Start GIVEN DATA
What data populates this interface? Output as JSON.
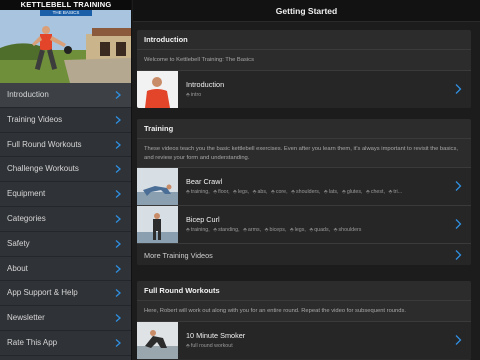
{
  "sidebar": {
    "hero_title": "KETTLEBELL TRAINING",
    "hero_subtitle": "THE BASICS",
    "items": [
      {
        "label": "Introduction",
        "active": true
      },
      {
        "label": "Training Videos",
        "active": false
      },
      {
        "label": "Full Round Workouts",
        "active": false
      },
      {
        "label": "Challenge Workouts",
        "active": false
      },
      {
        "label": "Equipment",
        "active": false
      },
      {
        "label": "Categories",
        "active": false
      },
      {
        "label": "Safety",
        "active": false
      },
      {
        "label": "About",
        "active": false
      },
      {
        "label": "App Support & Help",
        "active": false
      },
      {
        "label": "Newsletter",
        "active": false
      },
      {
        "label": "Rate This App",
        "active": false
      }
    ]
  },
  "header": {
    "title": "Getting Started"
  },
  "sections": {
    "introduction": {
      "title": "Introduction",
      "description": "Welcome to Kettlebell Training: The Basics",
      "rows": [
        {
          "title": "Introduction",
          "tags": [
            "intro"
          ]
        }
      ]
    },
    "training": {
      "title": "Training",
      "description": "These videos teach you the basic kettlebell exercises. Even after you learn them, it's always important to revisit the basics, and review your form and understanding.",
      "rows": [
        {
          "title": "Bear Crawl",
          "tags": [
            "training",
            "floor",
            "legs",
            "abs",
            "core",
            "shoulders",
            "lats",
            "glutes",
            "chest",
            "tri..."
          ]
        },
        {
          "title": "Bicep Curl",
          "tags": [
            "training",
            "standing",
            "arms",
            "biceps",
            "legs",
            "quads",
            "shoulders"
          ]
        }
      ],
      "more_label": "More Training Videos"
    },
    "full_round": {
      "title": "Full Round Workouts",
      "description": "Here, Robert will work out along with you for an entire round. Repeat the video for subsequent rounds.",
      "rows": [
        {
          "title": "10 Minute Smoker",
          "tags": [
            "full round workout"
          ]
        }
      ]
    }
  },
  "colors": {
    "chevron": "#2f8fe0",
    "accent_shirt": "#e2452a"
  },
  "icons": {
    "chevron": "chevron-right-icon",
    "tag": "tag-icon"
  }
}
End GIVEN DATA
Print out every entry above without changing a word, and leave out the pictures.

What data populates this interface? Output as JSON.
{
  "sidebar": {
    "hero_title": "KETTLEBELL TRAINING",
    "hero_subtitle": "THE BASICS",
    "items": [
      {
        "label": "Introduction",
        "active": true
      },
      {
        "label": "Training Videos",
        "active": false
      },
      {
        "label": "Full Round Workouts",
        "active": false
      },
      {
        "label": "Challenge Workouts",
        "active": false
      },
      {
        "label": "Equipment",
        "active": false
      },
      {
        "label": "Categories",
        "active": false
      },
      {
        "label": "Safety",
        "active": false
      },
      {
        "label": "About",
        "active": false
      },
      {
        "label": "App Support & Help",
        "active": false
      },
      {
        "label": "Newsletter",
        "active": false
      },
      {
        "label": "Rate This App",
        "active": false
      }
    ]
  },
  "header": {
    "title": "Getting Started"
  },
  "sections": {
    "introduction": {
      "title": "Introduction",
      "description": "Welcome to Kettlebell Training: The Basics",
      "rows": [
        {
          "title": "Introduction",
          "tags": [
            "intro"
          ]
        }
      ]
    },
    "training": {
      "title": "Training",
      "description": "These videos teach you the basic kettlebell exercises. Even after you learn them, it's always important to revisit the basics, and review your form and understanding.",
      "rows": [
        {
          "title": "Bear Crawl",
          "tags": [
            "training",
            "floor",
            "legs",
            "abs",
            "core",
            "shoulders",
            "lats",
            "glutes",
            "chest",
            "tri..."
          ]
        },
        {
          "title": "Bicep Curl",
          "tags": [
            "training",
            "standing",
            "arms",
            "biceps",
            "legs",
            "quads",
            "shoulders"
          ]
        }
      ],
      "more_label": "More Training Videos"
    },
    "full_round": {
      "title": "Full Round Workouts",
      "description": "Here, Robert will work out along with you for an entire round. Repeat the video for subsequent rounds.",
      "rows": [
        {
          "title": "10 Minute Smoker",
          "tags": [
            "full round workout"
          ]
        }
      ]
    }
  },
  "colors": {
    "chevron": "#2f8fe0",
    "accent_shirt": "#e2452a"
  },
  "icons": {
    "chevron": "chevron-right-icon",
    "tag": "tag-icon"
  }
}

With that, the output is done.